Escribe la continuación del ensayo sobre el “King Kong” de 1933 a partir de su última oración.

FRAGMENTO DEL DOCUMENTO:

:::

Cuando Ann Darrow despierta ya está maniatada al centro de un promontorio sacrificial. Frente a ella se despliega la selva cerrada, poblada de árboles inmensos, plantas desconocidas y sombras aberrantes; detrás suyo, el gran murallón que separa la jungla de la aldea donde viven los indígenas que la pusieron allí, como ofrenda sacrificial; aunque, ¿ofrenda para quién o qué? Ann puede escuchar los tambores, los gritos y los cantos de la tribu, pero al mismo tiempo sus pies sienten otra cosa, una vibración que se vuelve más y más intensa, que tapa todo lo demás. Son pisadas, se acercan, trata de liberarse, grita, los tambores se detienen, los árboles se abren, ella cierra los ojos y cuando los abre, la criatura está ahí, mirándola.
De la multitud de momentos que pueden seleccionarse de “King Kong” (hablo de la versión de 1933, la única que importa), el instante en que este por fin aparece en toda su magnificencia, ambigüedad y horror todavía es capaz de producir cierta conmoción en el espectador. No se trata de genuino miedo: es evidente que el viejo Kong no es más que una marioneta animada vía stop motion y, ante nuestros ojos de siglo XXI, curtidos por mil y un espectáculos digitales, algo así no sería capaz de asustar a nadie. Entonces, ¿por qué nos inquieta tanto?
Como siempre, la respuesta no está en el disfraz, sino en lo que este implica. De un modo similar a los perennes monstruos de la Universal, “Kong” —estrenada muy poco tiempo después de “Frankenstein” (1931), “Drácula” (1931) y “La Momia” (1932)— apela más al inconsciente que a la imaginación de quien mira. Tal como ocurre con el monstruo del doctor Frankenstein, este engendro posee una energía vital que supera los confines de lo humano; tal como el T-Rex de “Jurassic Park” (al que avistamos por primera vez en una secuencia nocturna que homenajea directo a “Kong”), nuestro protagonista conjura impulsos que nos devuelven violentamente a un estado precivilizado; tal como le pasa a Nosferatu, quien pierde la cabeza por la bella Ellen Hutter, el animal es capaz de manifestar una expresión de deseo, pura y brutal: cuando observa a la muy rubia y blanca Ann Darrow, el enorme primate queda sin aliento, la toma con cuidado entre sus manotas, juguetea con su vestido translúcido (hay que recordar que la película fue estrenada antes de la imposición de la censura en Hollywood), para luego llevársela a su guarida río arriba enfrentando a una alimaña tras otra, sin alcanzar jamás a disfrutar con tranquilidad de su “botín”; muy pronto lo perderá a manos de otro primate, el recursivo y porfiado aventurero John Driscoll, quien —hechizado por una atracción parecida a la que siente el simio— sacrifica a toda una cuadrilla de hombres al ir en busca de Ann, al corazón de la Isla Calavera.

:::

LÍNEAS DE DATOS:

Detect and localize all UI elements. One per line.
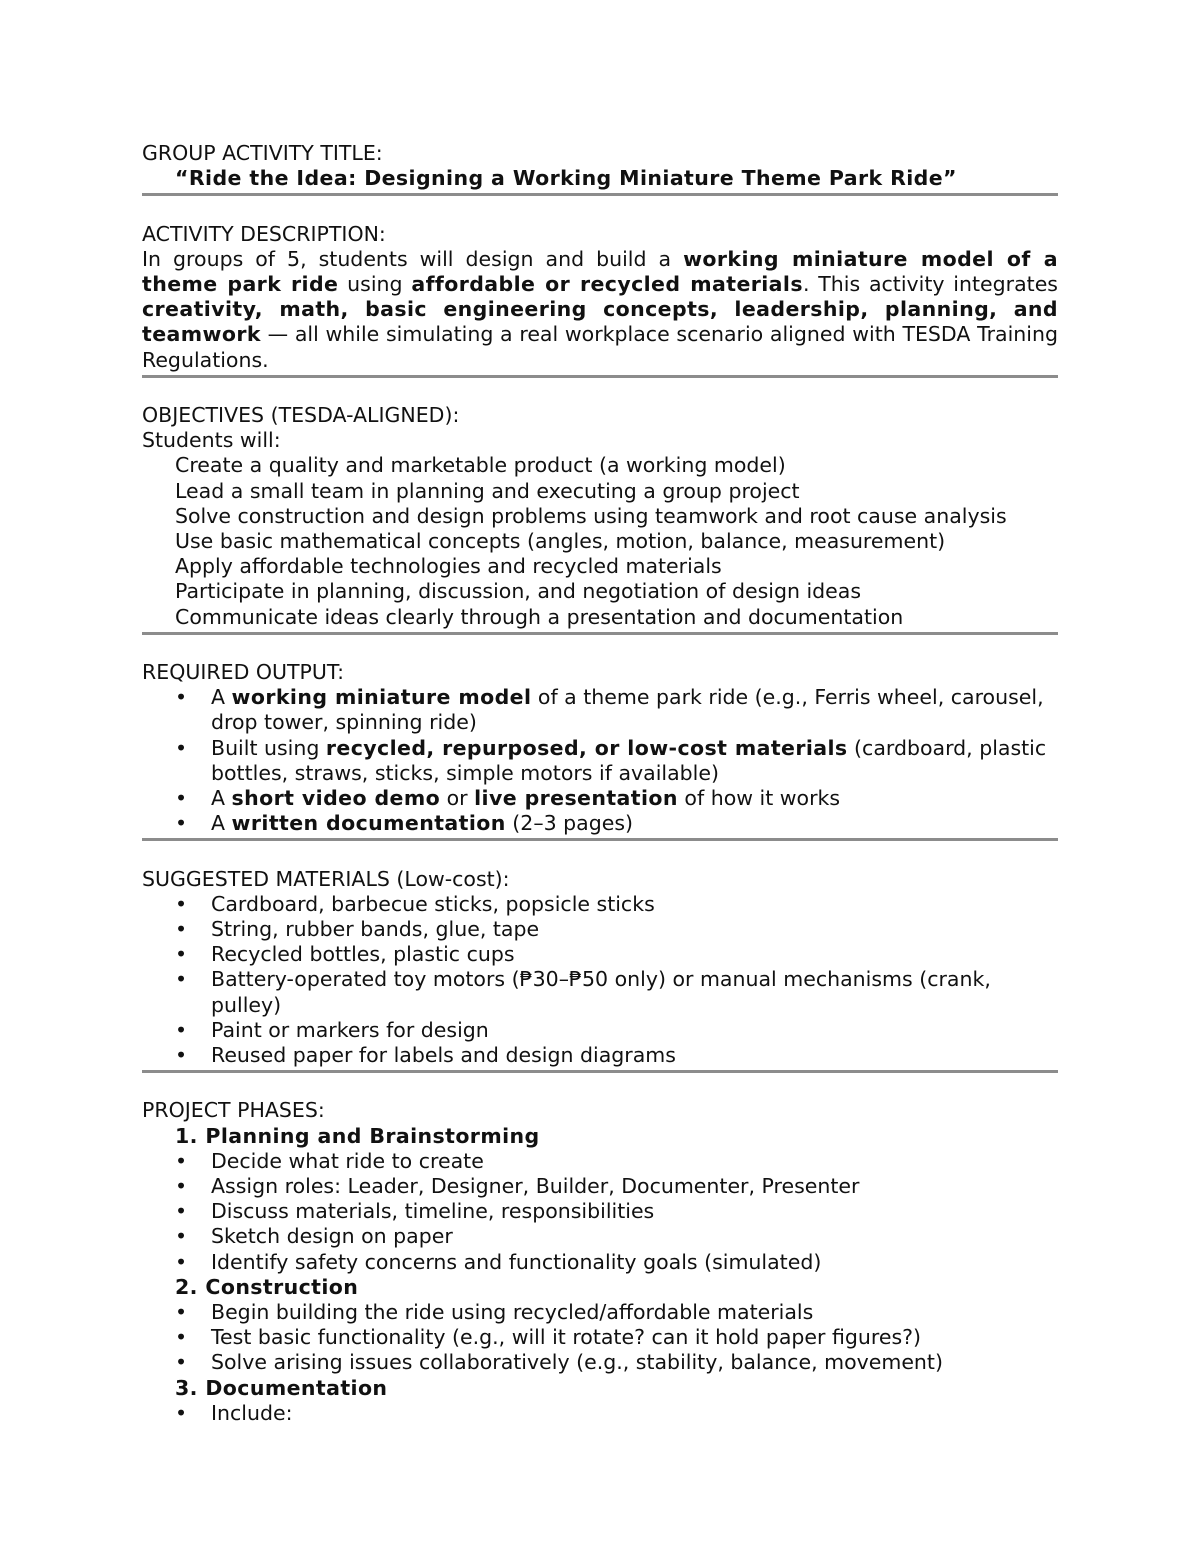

:::

RESPUESTA:
En lo que a Kong respecta, Driscoll no es más que un gusano. De hecho, combinados a la perfección con los muñecos y las retroproyecciones diseñadas por el visionario Willis O'Brien, todos los humanos del filme semejan hormigas, seres cuyo papel en el gran esquema de las cosas, en el devenir del tiempo, en el fondo, sería apenas vestigial. El verdadero peligro, en realidad, se encuentra al borde de la playa y lo encarna Carl Denham, cineasta, empresario y financista de la expedición; es él quien ha arrastrado a todos al borde de la locura, quien percibe el poder de la bella sobre la bestia y quien —cual productor de Hollywood— modela este desastre potencial hasta transformarlo en espectáculo insuperable: el rey de la selva capturado, encadenado y exhibido en un teatro de Nueva York, ante una audiencia tanto o más monstruosa que él mismo.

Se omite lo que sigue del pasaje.